Work item
Where a line of the data below has the string "proto", copy that line.

Listed records
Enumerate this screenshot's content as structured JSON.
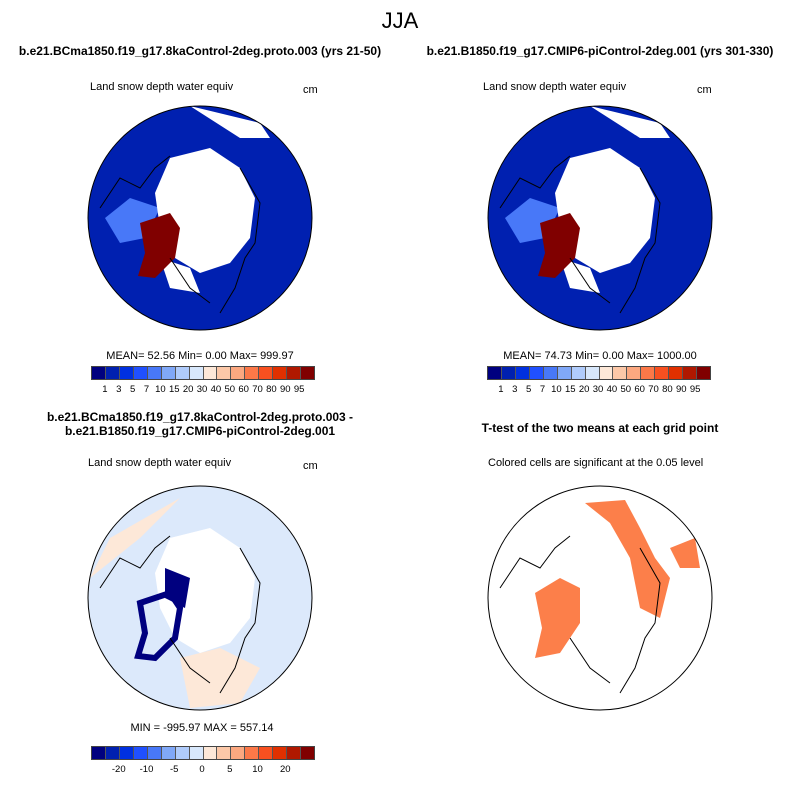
{
  "title": "JJA",
  "panels": [
    {
      "title": "b.e21.BCma1850.f19_g17.8kaControl-2deg.proto.003 (yrs 21-50)",
      "left": "Land snow depth water equiv",
      "right": "cm",
      "stats": "MEAN=  52.56  Min=   0.00  Max= 999.97"
    },
    {
      "title": "b.e21.B1850.f19_g17.CMIP6-piControl-2deg.001 (yrs 301-330)",
      "left": "Land snow depth water equiv",
      "right": "cm",
      "stats": "MEAN=  74.73  Min=   0.00  Max= 1000.00"
    },
    {
      "title": "b.e21.BCma1850.f19_g17.8kaControl-2deg.proto.003 - b.e21.B1850.f19_g17.CMIP6-piControl-2deg.001",
      "left": "Land snow depth water equiv",
      "right": "cm",
      "stats": "MIN = -995.97 MAX = 557.14"
    },
    {
      "title": "T-test of the two means at each grid point",
      "left": "Colored cells are significant at the 0.05 level"
    }
  ],
  "colorbar_colors": [
    "#00007f",
    "#0020b0",
    "#0030e0",
    "#2050ff",
    "#4878f8",
    "#80a8f8",
    "#b0ccfc",
    "#d8e8fc",
    "#fde8d8",
    "#fcc8a8",
    "#fca880",
    "#fc7848",
    "#f85020",
    "#e03000",
    "#b01800",
    "#800000"
  ],
  "colorbar_abs": {
    "labels": [
      "1",
      "3",
      "5",
      "7",
      "10",
      "15",
      "20",
      "30",
      "40",
      "50",
      "60",
      "70",
      "80",
      "90",
      "95"
    ]
  },
  "colorbar_diff": {
    "labels": [
      "-20",
      "-10",
      "-5",
      "0",
      "5",
      "10",
      "20"
    ]
  },
  "ttest_color": "#fc7f4a"
}
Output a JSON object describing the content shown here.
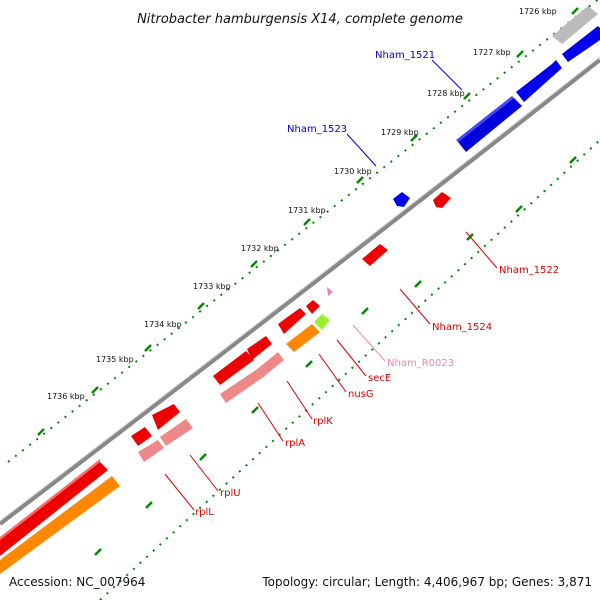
{
  "title": "Nitrobacter hamburgensis X14, complete genome",
  "footer": {
    "accession": "Accession: NC_007964",
    "topology": "Topology: circular; Length: 4,406,967 bp; Genes: 3,871"
  },
  "ticks": [
    "1726 kbp",
    "1727 kbp",
    "1728 kbp",
    "1729 kbp",
    "1730 kbp",
    "1731 kbp",
    "1732 kbp",
    "1733 kbp",
    "1734 kbp",
    "1735 kbp",
    "1736 kbp"
  ],
  "genes": [
    {
      "label": "Nham_1521",
      "color": "#0000cc"
    },
    {
      "label": "Nham_1523",
      "color": "#0000cc"
    },
    {
      "label": "Nham_1522",
      "color": "#dd0000"
    },
    {
      "label": "Nham_1524",
      "color": "#dd0000"
    },
    {
      "label": "Nham_R0023",
      "color": "#ee88aa"
    },
    {
      "label": "secE",
      "color": "#dd0000"
    },
    {
      "label": "nusG",
      "color": "#dd0000"
    },
    {
      "label": "rplK",
      "color": "#dd0000"
    },
    {
      "label": "rplA",
      "color": "#dd0000"
    },
    {
      "label": "rplU",
      "color": "#dd0000"
    },
    {
      "label": "rplL",
      "color": "#dd0000"
    }
  ],
  "colors": {
    "tick_green": "#008800",
    "backbone": "#888888",
    "cds_forward": "#0000ee",
    "cds_reverse": "#ee0000",
    "cds_light": "#ee8888",
    "orange": "#ff8800",
    "lime": "#99ee33",
    "gray_block": "#bbbbbb"
  }
}
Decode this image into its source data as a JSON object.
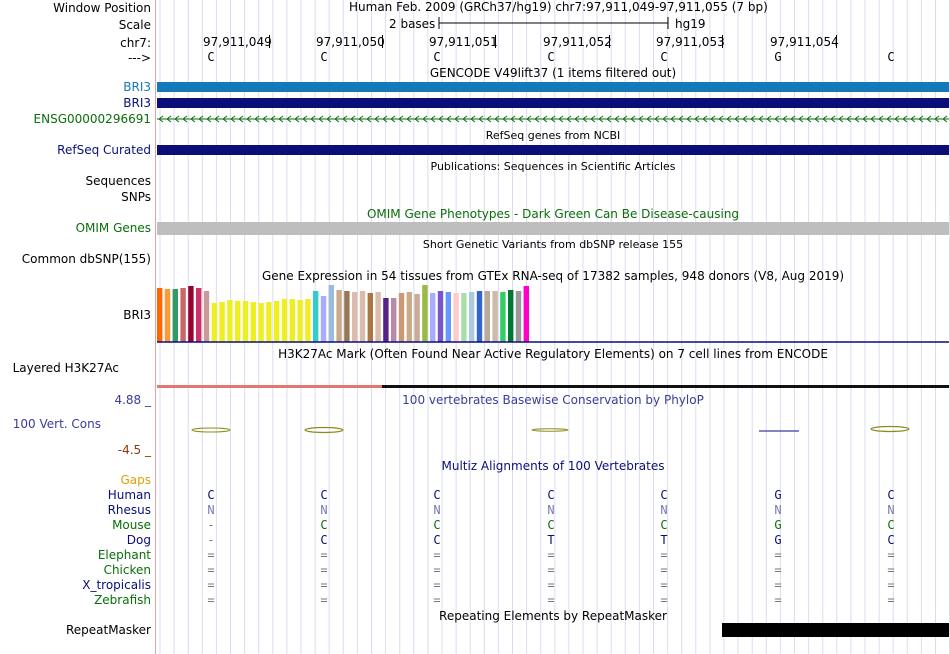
{
  "colors": {
    "gencode_blue": "#1479b9",
    "navy": "#0a0f78",
    "green": "#0a6e0a",
    "omim_gray": "#bebebe",
    "conservation_label": "#3b3b9a",
    "cons_wiggle": "#8c8c1e",
    "neg_label": "#8a3a0a",
    "gaps_label": "#e0a000",
    "h3k27ac_red": "#e0786e",
    "rhesus_gray": "#7a7ab0"
  },
  "header": {
    "window_position_label": "Window Position",
    "window_position_value": "Human Feb. 2009 (GRCh37/hg19)   chr7:97,911,049-97,911,055 (7 bp)",
    "scale_label": "Scale",
    "scale_value": "2 bases",
    "scale_assembly": "hg19",
    "chrom_label": "chr7:",
    "strand_label": "--->",
    "positions": [
      "97,911,049",
      "97,911,050",
      "97,911,051",
      "97,911,052",
      "97,911,053",
      "97,911,054"
    ],
    "bases": [
      "C",
      "C",
      "C",
      "C",
      "C",
      "G",
      "C"
    ]
  },
  "tracks": {
    "gencode_title": "GENCODE V49lift37 (1 items filtered out)",
    "gencode_rows": [
      "BRI3",
      "BRI3",
      "ENSG00000296691"
    ],
    "refseq_title": "RefSeq genes from NCBI",
    "refseq_label": "RefSeq Curated",
    "publications_title": "Publications: Sequences in Scientific Articles",
    "sequences_label": "Sequences",
    "snps_label": "SNPs",
    "omim_title": "OMIM Gene Phenotypes - Dark Green Can Be Disease-causing",
    "omim_label": "OMIM Genes",
    "dbsnp_title": "Short Genetic Variants from dbSNP release 155",
    "dbsnp_label": "Common dbSNP(155)",
    "gtex_title": "Gene Expression in 54 tissues from GTEx RNA-seq of 17382 samples, 948 donors (V8, Aug 2019)",
    "gtex_label": "BRI3",
    "h3k27ac_title": "H3K27Ac Mark (Often Found Near Active Regulatory Elements) on 7 cell lines from ENCODE",
    "h3k27ac_label": "Layered H3K27Ac",
    "cons_max": "4.88 _",
    "cons_title": "100 vertebrates Basewise Conservation by PhyloP",
    "cons_label": "100 Vert. Cons",
    "cons_min": "-4.5 _",
    "multiz_title": "Multiz Alignments of 100 Vertebrates",
    "repeat_title": "Repeating Elements by RepeatMasker",
    "repeat_label": "RepeatMasker"
  },
  "gtex_bars": [
    {
      "color": "#ff6600",
      "level": 0.95
    },
    {
      "color": "#ff9933",
      "level": 0.93
    },
    {
      "color": "#339966",
      "level": 0.93
    },
    {
      "color": "#cc6666",
      "level": 0.95
    },
    {
      "color": "#990033",
      "level": 0.98
    },
    {
      "color": "#cc3366",
      "level": 0.95
    },
    {
      "color": "#cc9999",
      "level": 0.9
    },
    {
      "color": "#eeee22",
      "level": 0.68
    },
    {
      "color": "#eeee22",
      "level": 0.7
    },
    {
      "color": "#eeee22",
      "level": 0.74
    },
    {
      "color": "#eeee22",
      "level": 0.72
    },
    {
      "color": "#eeee22",
      "level": 0.72
    },
    {
      "color": "#eeee22",
      "level": 0.7
    },
    {
      "color": "#eeee22",
      "level": 0.68
    },
    {
      "color": "#eeee22",
      "level": 0.7
    },
    {
      "color": "#eeee22",
      "level": 0.72
    },
    {
      "color": "#eeee22",
      "level": 0.75
    },
    {
      "color": "#eeee22",
      "level": 0.75
    },
    {
      "color": "#eeee22",
      "level": 0.73
    },
    {
      "color": "#eeee22",
      "level": 0.75
    },
    {
      "color": "#33cccc",
      "level": 0.9
    },
    {
      "color": "#aaaaff",
      "level": 0.8
    },
    {
      "color": "#99bbdd",
      "level": 1.0
    },
    {
      "color": "#ccaa88",
      "level": 0.92
    },
    {
      "color": "#997755",
      "level": 0.9
    },
    {
      "color": "#ddbbaa",
      "level": 0.88
    },
    {
      "color": "#ddbbaa",
      "level": 0.9
    },
    {
      "color": "#aa7744",
      "level": 0.86
    },
    {
      "color": "#ddbbaa",
      "level": 0.88
    },
    {
      "color": "#552288",
      "level": 0.78
    },
    {
      "color": "#bb88aa",
      "level": 0.78
    },
    {
      "color": "#cc9977",
      "level": 0.86
    },
    {
      "color": "#ccaa88",
      "level": 0.88
    },
    {
      "color": "#ccaa99",
      "level": 0.85
    },
    {
      "color": "#99bb44",
      "level": 1.0
    },
    {
      "color": "#aaaaff",
      "level": 0.86
    },
    {
      "color": "#7755cc",
      "level": 0.9
    },
    {
      "color": "#6699ff",
      "level": 0.88
    },
    {
      "color": "#ffcccc",
      "level": 0.86
    },
    {
      "color": "#aaddaa",
      "level": 0.86
    },
    {
      "color": "#aaccdd",
      "level": 0.88
    },
    {
      "color": "#3366cc",
      "level": 0.9
    },
    {
      "color": "#bbaa99",
      "level": 0.9
    },
    {
      "color": "#ccbbaa",
      "level": 0.9
    },
    {
      "color": "#33cc66",
      "level": 0.88
    },
    {
      "color": "#007733",
      "level": 0.92
    },
    {
      "color": "#999999",
      "level": 0.9
    },
    {
      "color": "#ff00cc",
      "level": 0.98
    }
  ],
  "multiz": {
    "species": [
      {
        "name": "Gaps",
        "color": "#e0a000",
        "bases": []
      },
      {
        "name": "Human",
        "color": "#0a0f78",
        "bases": [
          "C",
          "C",
          "C",
          "C",
          "C",
          "G",
          "C"
        ]
      },
      {
        "name": "Rhesus",
        "color": "#0a0f78",
        "bases": [
          "N",
          "N",
          "N",
          "N",
          "N",
          "N",
          "N"
        ]
      },
      {
        "name": "Mouse",
        "color": "#0a6e0a",
        "bases": [
          "-",
          "C",
          "C",
          "C",
          "C",
          "G",
          "C"
        ]
      },
      {
        "name": "Dog",
        "color": "#0a0f78",
        "bases": [
          "-",
          "C",
          "C",
          "T",
          "T",
          "G",
          "C"
        ]
      },
      {
        "name": "Elephant",
        "color": "#0a6e0a",
        "bases": [
          "=",
          "=",
          "=",
          "=",
          "=",
          "=",
          "="
        ]
      },
      {
        "name": "Chicken",
        "color": "#0a6e0a",
        "bases": [
          "=",
          "=",
          "=",
          "=",
          "=",
          "=",
          "="
        ]
      },
      {
        "name": "X_tropicalis",
        "color": "#0a0f78",
        "bases": [
          "=",
          "=",
          "=",
          "=",
          "=",
          "=",
          "="
        ]
      },
      {
        "name": "Zebrafish",
        "color": "#0a6e0a",
        "bases": [
          "=",
          "=",
          "=",
          "=",
          "=",
          "=",
          "="
        ]
      }
    ]
  }
}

Solution to this exercise
      "title": "b.e21.BCma1850.f19_g17.8kaControl-2deg.proto.003 (yrs 21-50)",
      "title": "b.e21.BCma1850.f19_g17.8kaControl-2deg.proto.003 - b.e21.B1850.f19_g17.CMIP6-piControl-2deg.001",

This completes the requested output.